Excerpted data:

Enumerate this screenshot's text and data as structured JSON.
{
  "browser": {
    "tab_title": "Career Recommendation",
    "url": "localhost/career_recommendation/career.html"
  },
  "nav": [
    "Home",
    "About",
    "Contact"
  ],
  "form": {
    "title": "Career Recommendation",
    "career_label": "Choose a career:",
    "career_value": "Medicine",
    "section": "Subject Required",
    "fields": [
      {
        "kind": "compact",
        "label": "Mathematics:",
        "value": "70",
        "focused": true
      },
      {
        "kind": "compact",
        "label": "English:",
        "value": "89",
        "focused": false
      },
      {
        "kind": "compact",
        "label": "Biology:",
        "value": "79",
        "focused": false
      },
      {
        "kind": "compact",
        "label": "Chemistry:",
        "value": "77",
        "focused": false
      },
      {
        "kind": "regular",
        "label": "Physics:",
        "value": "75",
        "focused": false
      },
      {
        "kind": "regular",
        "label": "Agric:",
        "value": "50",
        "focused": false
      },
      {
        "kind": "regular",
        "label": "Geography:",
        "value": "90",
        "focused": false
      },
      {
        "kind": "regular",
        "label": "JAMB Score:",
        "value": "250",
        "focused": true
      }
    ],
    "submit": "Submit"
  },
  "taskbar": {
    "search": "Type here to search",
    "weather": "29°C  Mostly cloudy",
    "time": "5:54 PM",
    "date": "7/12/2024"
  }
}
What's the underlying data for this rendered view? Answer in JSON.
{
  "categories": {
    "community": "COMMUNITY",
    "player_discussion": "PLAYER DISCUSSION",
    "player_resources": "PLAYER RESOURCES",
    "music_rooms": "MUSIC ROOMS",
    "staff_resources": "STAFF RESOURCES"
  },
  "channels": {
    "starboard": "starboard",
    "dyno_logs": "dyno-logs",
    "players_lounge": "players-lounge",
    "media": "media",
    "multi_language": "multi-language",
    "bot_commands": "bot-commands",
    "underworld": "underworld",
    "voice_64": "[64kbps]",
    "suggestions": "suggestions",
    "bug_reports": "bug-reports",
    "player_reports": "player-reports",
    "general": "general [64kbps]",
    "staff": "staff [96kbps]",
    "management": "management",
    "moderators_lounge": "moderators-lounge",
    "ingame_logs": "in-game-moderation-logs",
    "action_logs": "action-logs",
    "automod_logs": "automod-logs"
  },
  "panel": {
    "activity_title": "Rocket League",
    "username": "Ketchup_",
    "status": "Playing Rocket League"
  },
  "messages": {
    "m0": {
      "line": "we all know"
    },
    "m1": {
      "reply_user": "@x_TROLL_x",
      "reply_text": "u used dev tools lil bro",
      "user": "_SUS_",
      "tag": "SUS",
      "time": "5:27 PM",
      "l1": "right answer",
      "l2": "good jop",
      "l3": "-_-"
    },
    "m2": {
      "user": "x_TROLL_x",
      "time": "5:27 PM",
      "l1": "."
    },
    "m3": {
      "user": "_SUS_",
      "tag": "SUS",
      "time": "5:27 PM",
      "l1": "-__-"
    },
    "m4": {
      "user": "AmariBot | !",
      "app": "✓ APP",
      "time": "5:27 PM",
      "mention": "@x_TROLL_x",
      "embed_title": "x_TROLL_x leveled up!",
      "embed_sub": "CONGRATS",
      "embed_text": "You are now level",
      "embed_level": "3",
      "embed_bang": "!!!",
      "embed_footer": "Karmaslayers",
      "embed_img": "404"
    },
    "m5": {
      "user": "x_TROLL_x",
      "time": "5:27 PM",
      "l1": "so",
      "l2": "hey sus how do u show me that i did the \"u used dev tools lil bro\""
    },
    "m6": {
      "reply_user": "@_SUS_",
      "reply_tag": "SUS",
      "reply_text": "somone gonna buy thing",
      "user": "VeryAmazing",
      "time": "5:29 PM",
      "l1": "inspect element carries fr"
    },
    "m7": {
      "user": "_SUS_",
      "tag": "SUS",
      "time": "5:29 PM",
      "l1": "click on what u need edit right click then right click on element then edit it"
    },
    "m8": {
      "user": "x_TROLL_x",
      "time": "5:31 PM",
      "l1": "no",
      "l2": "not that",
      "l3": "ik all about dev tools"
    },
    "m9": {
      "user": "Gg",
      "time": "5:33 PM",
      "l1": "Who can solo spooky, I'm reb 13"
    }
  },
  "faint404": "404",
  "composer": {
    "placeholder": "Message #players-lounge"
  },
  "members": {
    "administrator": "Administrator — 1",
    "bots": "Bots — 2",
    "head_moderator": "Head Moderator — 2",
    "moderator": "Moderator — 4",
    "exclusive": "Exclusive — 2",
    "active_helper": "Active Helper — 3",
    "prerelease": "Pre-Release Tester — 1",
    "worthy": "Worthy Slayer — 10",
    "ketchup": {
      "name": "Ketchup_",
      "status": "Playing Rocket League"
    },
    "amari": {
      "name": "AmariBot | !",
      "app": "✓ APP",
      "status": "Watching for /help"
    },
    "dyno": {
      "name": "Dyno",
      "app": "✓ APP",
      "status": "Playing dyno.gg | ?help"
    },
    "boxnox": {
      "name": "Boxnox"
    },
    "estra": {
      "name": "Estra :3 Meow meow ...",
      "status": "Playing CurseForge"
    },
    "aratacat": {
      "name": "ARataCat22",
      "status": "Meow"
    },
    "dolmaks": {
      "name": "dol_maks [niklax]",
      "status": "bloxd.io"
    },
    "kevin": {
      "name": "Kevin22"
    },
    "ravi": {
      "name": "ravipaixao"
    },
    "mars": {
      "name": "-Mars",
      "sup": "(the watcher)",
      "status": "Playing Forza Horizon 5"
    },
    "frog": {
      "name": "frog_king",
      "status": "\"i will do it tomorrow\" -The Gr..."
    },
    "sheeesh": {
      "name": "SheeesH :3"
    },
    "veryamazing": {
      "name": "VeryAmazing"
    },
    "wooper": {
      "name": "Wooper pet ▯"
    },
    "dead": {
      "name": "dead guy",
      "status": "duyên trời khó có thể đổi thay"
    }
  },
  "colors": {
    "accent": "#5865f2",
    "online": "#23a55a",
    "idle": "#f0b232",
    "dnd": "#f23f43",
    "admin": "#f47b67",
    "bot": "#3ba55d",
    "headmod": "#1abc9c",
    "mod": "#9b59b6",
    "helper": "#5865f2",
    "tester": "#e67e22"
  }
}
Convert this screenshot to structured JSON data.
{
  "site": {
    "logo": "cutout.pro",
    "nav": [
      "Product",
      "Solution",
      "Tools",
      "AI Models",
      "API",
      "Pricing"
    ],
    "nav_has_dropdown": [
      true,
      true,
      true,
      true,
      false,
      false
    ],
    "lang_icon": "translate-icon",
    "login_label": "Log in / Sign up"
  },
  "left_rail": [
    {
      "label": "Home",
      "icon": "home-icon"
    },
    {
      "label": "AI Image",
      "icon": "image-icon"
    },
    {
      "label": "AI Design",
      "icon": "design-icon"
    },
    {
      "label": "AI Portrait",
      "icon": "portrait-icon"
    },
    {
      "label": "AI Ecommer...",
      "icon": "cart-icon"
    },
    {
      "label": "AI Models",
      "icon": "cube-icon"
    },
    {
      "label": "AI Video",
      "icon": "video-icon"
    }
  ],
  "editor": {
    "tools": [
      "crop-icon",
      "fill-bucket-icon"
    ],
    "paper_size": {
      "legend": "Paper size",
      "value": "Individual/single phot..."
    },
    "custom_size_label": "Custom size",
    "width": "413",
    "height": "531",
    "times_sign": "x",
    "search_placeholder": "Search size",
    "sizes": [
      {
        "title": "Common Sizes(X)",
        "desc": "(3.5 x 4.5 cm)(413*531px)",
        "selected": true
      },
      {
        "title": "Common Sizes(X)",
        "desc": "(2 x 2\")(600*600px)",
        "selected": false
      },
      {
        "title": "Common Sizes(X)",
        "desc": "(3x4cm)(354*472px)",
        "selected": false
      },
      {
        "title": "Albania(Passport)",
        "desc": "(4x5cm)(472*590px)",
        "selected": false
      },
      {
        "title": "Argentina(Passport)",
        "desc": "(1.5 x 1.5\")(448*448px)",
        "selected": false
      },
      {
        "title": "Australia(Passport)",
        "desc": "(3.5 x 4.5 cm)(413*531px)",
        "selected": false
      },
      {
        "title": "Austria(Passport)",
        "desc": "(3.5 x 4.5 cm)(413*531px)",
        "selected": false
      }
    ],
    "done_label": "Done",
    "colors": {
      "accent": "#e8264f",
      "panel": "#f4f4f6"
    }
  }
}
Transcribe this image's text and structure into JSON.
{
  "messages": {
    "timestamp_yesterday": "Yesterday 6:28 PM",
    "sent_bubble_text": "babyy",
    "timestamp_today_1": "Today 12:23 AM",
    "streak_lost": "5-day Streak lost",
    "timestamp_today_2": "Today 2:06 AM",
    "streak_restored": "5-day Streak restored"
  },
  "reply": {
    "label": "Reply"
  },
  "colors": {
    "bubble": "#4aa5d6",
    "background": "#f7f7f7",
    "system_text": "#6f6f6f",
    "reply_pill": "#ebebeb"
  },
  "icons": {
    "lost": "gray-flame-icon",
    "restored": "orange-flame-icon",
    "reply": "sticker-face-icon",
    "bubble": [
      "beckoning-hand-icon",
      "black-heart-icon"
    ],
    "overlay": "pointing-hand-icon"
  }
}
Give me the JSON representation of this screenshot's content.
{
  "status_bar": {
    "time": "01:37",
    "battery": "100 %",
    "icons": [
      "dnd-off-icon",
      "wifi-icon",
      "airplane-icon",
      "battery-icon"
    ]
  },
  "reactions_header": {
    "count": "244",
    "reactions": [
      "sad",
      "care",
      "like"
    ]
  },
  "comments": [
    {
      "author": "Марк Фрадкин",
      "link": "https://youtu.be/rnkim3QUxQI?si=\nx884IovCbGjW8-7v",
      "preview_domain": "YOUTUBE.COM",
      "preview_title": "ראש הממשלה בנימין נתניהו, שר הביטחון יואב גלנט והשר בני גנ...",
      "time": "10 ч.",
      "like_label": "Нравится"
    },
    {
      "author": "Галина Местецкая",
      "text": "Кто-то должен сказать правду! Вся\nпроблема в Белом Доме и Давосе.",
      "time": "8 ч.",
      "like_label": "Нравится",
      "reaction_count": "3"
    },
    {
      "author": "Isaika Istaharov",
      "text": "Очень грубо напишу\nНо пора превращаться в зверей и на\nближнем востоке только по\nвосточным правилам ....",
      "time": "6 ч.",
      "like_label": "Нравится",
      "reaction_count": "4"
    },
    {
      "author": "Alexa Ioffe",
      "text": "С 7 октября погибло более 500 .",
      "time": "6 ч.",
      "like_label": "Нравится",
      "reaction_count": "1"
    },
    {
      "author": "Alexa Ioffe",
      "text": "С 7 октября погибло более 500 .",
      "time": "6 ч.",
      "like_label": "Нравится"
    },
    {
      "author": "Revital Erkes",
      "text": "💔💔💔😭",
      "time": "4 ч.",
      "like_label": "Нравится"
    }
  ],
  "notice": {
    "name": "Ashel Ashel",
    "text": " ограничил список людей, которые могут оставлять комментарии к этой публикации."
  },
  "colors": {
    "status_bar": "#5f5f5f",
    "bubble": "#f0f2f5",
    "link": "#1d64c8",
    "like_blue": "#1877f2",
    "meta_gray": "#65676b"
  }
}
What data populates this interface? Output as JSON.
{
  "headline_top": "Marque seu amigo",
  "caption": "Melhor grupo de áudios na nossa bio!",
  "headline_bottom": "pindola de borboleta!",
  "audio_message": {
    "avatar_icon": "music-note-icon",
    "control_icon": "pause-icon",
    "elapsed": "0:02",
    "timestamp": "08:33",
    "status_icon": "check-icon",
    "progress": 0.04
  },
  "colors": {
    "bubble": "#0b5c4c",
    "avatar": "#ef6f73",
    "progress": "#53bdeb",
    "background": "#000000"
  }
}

Task instructions: Your answer should be one number: how many lines in the material above contain the string "JSON".

Result of the exercise: 6